YOUR TASK — From the listing below, pull each line that includes "Services".

Collection entries:
☆ ☆ ☆ ☆

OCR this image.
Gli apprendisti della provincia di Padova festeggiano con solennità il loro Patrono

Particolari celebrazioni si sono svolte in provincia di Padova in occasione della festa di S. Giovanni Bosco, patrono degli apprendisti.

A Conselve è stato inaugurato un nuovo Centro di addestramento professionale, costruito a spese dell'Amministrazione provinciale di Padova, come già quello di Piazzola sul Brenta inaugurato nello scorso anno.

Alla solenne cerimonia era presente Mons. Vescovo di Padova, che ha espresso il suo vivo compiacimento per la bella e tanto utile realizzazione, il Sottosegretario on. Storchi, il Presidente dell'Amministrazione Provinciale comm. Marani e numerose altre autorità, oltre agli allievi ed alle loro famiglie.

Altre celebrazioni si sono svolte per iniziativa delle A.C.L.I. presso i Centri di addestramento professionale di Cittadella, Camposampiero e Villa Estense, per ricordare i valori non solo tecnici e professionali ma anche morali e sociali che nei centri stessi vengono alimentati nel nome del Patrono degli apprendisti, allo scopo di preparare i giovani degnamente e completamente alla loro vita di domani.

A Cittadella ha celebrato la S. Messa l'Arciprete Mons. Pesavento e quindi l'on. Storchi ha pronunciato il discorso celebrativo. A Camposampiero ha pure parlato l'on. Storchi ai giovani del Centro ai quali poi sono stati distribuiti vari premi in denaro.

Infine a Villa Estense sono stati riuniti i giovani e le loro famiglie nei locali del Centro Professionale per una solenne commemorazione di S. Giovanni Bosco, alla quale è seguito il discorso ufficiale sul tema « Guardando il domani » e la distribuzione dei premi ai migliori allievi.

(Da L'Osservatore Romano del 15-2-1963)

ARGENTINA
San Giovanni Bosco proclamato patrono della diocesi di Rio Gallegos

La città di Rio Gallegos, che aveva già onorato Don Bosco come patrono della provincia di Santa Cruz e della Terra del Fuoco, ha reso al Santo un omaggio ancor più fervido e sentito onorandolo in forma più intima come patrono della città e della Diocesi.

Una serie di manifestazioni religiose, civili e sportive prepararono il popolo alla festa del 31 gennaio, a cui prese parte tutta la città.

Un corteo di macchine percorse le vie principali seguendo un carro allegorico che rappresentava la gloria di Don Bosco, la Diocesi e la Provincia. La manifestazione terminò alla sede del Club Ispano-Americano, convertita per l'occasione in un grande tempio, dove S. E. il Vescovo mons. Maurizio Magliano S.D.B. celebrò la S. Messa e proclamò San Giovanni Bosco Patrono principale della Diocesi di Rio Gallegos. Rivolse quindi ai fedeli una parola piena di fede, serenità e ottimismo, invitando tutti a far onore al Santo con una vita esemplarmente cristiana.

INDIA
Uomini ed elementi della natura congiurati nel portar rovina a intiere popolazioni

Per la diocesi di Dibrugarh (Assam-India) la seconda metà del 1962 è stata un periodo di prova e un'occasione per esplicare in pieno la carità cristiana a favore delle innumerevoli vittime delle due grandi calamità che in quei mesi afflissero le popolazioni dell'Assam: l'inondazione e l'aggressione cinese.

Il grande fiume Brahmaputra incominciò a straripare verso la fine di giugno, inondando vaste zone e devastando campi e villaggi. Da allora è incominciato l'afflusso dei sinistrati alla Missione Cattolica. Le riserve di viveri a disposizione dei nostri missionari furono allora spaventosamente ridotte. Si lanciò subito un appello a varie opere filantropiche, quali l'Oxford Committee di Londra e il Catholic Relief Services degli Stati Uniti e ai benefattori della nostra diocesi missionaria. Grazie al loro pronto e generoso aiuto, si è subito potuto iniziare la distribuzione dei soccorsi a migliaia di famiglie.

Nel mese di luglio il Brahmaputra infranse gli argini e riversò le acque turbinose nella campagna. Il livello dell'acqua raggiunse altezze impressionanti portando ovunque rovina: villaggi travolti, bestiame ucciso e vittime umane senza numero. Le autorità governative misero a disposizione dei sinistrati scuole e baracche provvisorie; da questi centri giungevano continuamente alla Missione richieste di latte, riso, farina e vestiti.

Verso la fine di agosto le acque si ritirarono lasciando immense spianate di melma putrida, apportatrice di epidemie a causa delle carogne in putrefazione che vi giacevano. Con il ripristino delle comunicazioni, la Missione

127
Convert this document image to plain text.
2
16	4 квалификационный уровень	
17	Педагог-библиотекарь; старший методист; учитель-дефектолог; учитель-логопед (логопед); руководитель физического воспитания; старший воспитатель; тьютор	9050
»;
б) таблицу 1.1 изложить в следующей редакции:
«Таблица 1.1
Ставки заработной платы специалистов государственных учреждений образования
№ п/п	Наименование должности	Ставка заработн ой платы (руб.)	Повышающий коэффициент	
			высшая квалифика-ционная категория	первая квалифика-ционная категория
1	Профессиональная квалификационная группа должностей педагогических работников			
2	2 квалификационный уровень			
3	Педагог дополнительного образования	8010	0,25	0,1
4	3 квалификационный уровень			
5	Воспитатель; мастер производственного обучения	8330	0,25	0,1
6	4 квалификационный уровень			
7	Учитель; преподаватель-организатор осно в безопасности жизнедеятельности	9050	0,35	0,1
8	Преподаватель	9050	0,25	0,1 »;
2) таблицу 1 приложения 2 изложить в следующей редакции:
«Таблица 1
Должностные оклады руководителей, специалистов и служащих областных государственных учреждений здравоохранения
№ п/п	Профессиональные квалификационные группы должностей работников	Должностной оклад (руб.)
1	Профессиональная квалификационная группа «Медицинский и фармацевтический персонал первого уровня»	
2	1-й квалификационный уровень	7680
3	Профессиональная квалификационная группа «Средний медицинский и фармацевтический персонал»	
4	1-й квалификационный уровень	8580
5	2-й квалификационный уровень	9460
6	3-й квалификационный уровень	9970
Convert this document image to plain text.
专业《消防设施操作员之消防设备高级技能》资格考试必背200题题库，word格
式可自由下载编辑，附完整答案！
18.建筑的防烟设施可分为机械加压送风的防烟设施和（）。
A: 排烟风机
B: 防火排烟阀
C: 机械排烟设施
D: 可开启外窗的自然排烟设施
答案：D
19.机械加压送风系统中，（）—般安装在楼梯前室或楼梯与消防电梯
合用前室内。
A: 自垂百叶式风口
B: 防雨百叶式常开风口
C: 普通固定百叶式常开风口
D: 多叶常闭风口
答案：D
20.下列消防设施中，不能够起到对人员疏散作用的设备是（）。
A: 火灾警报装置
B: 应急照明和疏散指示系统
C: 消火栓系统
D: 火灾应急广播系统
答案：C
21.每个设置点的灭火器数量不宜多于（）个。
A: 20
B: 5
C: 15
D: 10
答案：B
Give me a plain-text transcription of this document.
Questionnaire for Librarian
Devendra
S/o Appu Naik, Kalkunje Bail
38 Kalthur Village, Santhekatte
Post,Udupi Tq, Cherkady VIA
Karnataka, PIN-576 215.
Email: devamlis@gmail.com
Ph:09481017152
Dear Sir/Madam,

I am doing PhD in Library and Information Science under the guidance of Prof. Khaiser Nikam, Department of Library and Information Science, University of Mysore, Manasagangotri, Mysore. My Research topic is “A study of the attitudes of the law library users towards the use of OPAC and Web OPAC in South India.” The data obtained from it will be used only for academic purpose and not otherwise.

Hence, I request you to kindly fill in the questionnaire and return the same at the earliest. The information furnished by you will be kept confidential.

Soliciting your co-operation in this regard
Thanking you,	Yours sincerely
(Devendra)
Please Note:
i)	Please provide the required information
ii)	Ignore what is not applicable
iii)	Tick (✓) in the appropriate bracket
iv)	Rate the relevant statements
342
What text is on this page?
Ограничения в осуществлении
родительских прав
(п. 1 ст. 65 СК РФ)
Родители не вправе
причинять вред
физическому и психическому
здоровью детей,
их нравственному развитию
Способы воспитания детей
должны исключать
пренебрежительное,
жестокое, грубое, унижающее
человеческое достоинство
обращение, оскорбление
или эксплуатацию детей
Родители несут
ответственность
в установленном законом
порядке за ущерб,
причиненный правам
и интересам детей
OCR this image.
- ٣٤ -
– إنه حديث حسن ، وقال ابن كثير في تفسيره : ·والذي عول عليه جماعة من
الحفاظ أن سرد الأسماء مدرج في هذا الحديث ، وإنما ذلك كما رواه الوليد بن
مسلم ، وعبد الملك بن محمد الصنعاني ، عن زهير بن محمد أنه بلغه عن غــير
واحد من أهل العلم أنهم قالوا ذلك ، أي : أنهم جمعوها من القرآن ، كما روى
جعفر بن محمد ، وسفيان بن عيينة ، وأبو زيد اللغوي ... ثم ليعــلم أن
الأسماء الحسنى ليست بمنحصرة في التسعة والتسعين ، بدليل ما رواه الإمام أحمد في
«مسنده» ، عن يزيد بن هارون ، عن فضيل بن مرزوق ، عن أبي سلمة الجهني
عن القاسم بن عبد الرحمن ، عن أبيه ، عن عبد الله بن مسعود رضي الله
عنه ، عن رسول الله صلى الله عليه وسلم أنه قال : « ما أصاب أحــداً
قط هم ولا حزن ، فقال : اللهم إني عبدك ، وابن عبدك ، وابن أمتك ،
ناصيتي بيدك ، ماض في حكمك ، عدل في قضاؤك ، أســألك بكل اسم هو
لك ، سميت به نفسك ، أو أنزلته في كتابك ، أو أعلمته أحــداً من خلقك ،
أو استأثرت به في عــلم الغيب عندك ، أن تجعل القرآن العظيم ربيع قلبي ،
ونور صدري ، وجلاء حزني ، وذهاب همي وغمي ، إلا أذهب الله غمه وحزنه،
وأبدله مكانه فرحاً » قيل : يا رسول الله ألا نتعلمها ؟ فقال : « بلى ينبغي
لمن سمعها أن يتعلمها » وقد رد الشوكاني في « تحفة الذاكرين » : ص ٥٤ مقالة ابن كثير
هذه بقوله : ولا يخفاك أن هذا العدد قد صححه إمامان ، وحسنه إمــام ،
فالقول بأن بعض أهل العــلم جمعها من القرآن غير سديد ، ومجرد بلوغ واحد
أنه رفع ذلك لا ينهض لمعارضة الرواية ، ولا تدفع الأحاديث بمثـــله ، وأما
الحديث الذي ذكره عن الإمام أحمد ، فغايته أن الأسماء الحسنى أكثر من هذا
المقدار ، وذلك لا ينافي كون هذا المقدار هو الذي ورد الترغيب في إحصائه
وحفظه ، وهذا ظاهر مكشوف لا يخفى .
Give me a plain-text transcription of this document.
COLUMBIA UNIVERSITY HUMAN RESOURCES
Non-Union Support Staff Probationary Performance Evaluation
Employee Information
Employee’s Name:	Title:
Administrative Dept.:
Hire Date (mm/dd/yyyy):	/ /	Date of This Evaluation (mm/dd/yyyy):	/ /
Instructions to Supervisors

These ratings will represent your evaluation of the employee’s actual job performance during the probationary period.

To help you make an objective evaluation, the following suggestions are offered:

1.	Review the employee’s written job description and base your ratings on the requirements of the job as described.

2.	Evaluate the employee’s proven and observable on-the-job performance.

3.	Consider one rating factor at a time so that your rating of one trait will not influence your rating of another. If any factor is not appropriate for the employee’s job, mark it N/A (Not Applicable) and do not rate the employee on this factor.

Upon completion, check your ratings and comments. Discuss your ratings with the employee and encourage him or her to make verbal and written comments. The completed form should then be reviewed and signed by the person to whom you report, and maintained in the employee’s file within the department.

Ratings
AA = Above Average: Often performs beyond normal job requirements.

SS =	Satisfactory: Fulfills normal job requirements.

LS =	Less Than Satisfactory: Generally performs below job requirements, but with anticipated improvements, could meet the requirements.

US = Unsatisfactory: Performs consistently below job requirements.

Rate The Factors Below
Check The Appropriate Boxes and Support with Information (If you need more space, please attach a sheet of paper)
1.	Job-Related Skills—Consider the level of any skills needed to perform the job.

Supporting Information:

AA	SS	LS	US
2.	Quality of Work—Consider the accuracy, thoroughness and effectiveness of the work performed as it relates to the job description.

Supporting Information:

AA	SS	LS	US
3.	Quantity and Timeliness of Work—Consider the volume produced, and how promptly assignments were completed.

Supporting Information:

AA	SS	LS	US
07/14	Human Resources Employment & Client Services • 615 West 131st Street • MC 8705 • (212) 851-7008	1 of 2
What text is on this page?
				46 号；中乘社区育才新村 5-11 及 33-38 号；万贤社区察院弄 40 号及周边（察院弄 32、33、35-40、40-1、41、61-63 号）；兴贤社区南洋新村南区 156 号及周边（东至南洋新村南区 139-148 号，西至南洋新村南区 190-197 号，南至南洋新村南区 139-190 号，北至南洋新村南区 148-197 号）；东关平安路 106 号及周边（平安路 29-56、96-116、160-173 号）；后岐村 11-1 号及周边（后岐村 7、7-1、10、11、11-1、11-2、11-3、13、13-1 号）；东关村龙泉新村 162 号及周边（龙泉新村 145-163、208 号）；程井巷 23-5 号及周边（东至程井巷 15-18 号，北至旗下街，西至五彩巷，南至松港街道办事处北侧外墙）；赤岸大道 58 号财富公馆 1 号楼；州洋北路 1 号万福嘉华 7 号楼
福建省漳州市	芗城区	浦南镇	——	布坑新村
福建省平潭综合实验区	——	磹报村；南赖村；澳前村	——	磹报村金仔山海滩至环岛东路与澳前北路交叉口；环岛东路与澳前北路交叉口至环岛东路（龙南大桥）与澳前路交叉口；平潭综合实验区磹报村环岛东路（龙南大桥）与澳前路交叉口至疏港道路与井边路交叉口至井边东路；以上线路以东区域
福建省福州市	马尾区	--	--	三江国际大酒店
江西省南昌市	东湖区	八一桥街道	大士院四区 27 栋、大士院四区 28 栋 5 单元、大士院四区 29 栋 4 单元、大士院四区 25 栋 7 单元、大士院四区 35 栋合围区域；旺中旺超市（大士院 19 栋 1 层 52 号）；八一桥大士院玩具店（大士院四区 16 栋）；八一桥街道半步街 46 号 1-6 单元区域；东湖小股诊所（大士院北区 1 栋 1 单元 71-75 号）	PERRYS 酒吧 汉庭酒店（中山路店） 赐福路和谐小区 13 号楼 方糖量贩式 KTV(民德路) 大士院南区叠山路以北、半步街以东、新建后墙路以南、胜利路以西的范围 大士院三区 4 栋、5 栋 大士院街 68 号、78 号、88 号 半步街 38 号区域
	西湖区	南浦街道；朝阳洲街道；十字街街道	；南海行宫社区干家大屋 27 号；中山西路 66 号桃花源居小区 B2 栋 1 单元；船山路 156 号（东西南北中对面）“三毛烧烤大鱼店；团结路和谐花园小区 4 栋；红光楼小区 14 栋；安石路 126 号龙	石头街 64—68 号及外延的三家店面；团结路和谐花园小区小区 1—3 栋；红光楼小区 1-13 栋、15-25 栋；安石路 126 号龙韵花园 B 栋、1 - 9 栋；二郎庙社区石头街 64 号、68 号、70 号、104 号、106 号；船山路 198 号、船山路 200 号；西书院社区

☆ ☆ ☆ ☆

TASK RESULT —
Il grande fiume Brahmaputra incominciò a straripare verso la fine di giugno, inondando vaste zone e devastando campi e villaggi. Da allora è incominciato l'afflusso dei sinistrati alla Missione Cattolica. Le riserve di viveri a disposizione dei nostri missionari furono allora spaventosamente ridotte. Si lanciò subito un appello a varie opere filantropiche, quali l'Oxford Committee di Londra e il Catholic Relief Services degli Stati Uniti e ai benefattori della nostra diocesi missionaria. Grazie al loro pronto e generoso aiuto, si è subito potuto iniziare la distribuzione dei soccorsi a migliaia di famiglie.
07/14	Human Resources Employment & Client Services • 615 West 131st Street • MC 8705 • (212) 851-7008	1 of 2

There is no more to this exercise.